• [Information supplied]:
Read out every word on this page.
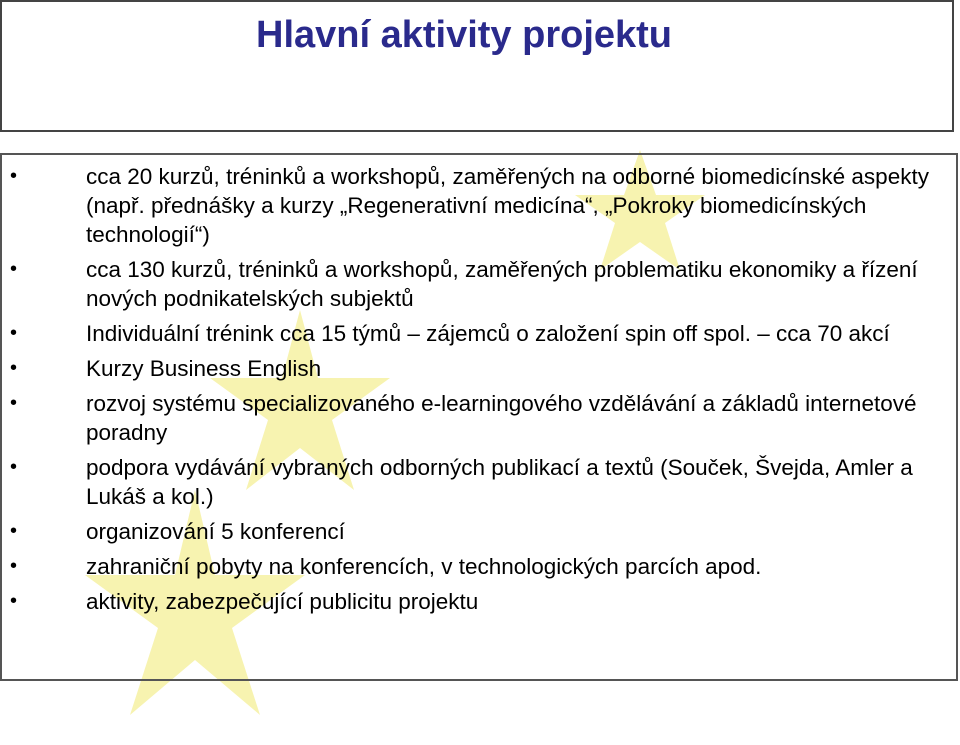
Hlavní aktivity projektu
•	cca 20 kurzů, tréninků a workshopů, zaměřených na odborné biomedicínské aspekty (např. přednášky a kurzy „Regenerativní medicína“, „Pokroky biomedicínských technologií“)
•	cca 130 kurzů, tréninků a workshopů, zaměřených problematiku ekonomiky a řízení nových podnikatelských subjektů
•	Individuální trénink cca 15 týmů – zájemců o založení spin off spol. – cca 70 akcí
•	Kurzy Business English
•	rozvoj systému specializovaného e-learningového vzdělávání a základů internetové poradny
•	podpora vydávání vybraných odborných publikací a textů (Souček, Švejda, Amler a Lukáš a kol.)
•	organizování 5 konferencí
•	zahraniční pobyty na konferencích, v technologických parcích apod.
•	aktivity, zabezpečující publicitu projektu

• [What you should do]: Word for word, quote the lines above. Omit the pictures.

• [Response to the task]:
Read out every word on this page.
Hlavní aktivity projektu
•	cca 20 kurzů, tréninků a workshopů, zaměřených na odborné biomedicínské aspekty (např. přednášky a kurzy „Regenerativní medicína“, „Pokroky biomedicínských technologií“)
•	cca 130 kurzů, tréninků a workshopů, zaměřených problematiku ekonomiky a řízení nových podnikatelských subjektů
•	Individuální trénink cca 15 týmů – zájemců o založení spin off spol. – cca 70 akcí
•	Kurzy Business English
•	rozvoj systému specializovaného e-learningového vzdělávání a základů internetové poradny
•	podpora vydávání vybraných odborných publikací a textů (Souček, Švejda, Amler a Lukáš a kol.)
•	organizování 5 konferencí
•	zahraniční pobyty na konferencích, v technologických parcích apod.
•	aktivity, zabezpečující publicitu projektu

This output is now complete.